**YOUR OBJECTIVE**
Count every line of the listing where the string "Ruellia" occurs, and reply with the count alone.

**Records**
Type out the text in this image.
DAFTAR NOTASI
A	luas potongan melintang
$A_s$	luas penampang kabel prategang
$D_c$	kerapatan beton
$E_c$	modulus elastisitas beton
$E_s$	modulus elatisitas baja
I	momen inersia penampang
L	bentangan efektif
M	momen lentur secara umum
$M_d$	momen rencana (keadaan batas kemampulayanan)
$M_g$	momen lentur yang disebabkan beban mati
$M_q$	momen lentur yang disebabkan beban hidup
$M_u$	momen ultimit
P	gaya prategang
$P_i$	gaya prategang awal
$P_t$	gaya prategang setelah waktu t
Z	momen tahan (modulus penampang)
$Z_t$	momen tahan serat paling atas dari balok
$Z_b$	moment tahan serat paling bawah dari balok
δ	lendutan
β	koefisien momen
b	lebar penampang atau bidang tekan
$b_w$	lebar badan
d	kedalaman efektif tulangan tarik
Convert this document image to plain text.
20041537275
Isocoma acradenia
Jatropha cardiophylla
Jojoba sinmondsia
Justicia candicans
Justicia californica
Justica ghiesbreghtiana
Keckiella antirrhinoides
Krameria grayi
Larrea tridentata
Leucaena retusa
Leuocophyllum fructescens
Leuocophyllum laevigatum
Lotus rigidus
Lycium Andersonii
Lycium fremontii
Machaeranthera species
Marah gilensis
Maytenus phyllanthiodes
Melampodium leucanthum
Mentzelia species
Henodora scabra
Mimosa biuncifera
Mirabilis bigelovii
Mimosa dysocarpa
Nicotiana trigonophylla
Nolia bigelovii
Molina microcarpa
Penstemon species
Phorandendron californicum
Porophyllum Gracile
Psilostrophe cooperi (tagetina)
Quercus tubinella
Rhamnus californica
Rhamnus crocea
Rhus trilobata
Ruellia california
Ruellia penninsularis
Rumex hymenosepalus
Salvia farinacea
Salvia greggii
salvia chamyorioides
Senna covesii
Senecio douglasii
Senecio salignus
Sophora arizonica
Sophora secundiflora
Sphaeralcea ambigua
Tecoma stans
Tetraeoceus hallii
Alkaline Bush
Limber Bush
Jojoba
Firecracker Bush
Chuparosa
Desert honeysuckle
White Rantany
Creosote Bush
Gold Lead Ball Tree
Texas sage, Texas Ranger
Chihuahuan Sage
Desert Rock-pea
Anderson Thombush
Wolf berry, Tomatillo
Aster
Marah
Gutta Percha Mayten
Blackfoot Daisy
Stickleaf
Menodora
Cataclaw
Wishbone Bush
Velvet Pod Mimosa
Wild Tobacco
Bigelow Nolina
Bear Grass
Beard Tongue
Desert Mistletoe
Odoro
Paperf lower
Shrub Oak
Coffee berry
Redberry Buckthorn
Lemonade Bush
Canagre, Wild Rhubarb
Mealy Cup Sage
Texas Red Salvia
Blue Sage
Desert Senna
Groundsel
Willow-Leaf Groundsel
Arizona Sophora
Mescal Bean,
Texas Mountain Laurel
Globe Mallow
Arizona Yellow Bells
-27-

**THE COMPLETED TASK**
2